■ Set task:
Extract every line below, verbatim.

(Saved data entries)
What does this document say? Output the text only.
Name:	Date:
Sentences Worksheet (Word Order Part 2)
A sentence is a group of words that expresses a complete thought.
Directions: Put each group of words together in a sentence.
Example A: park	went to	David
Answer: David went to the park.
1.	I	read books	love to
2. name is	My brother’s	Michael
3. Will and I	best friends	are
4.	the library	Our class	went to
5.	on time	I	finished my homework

■ Completed exercise:
What does this document say? Output the text only.
Name:	Date:
Sentences Worksheet (Word Order Part 2)
A sentence is a group of words that expresses a complete thought.
Directions: Put each group of words together in a sentence.
Example A: park	went to	David
Answer: David went to the park.
1.	I	read books	love to
2. name is	My brother’s	Michael
3. Will and I	best friends	are
4.	the library	Our class	went to
5.	on time	I	finished my homework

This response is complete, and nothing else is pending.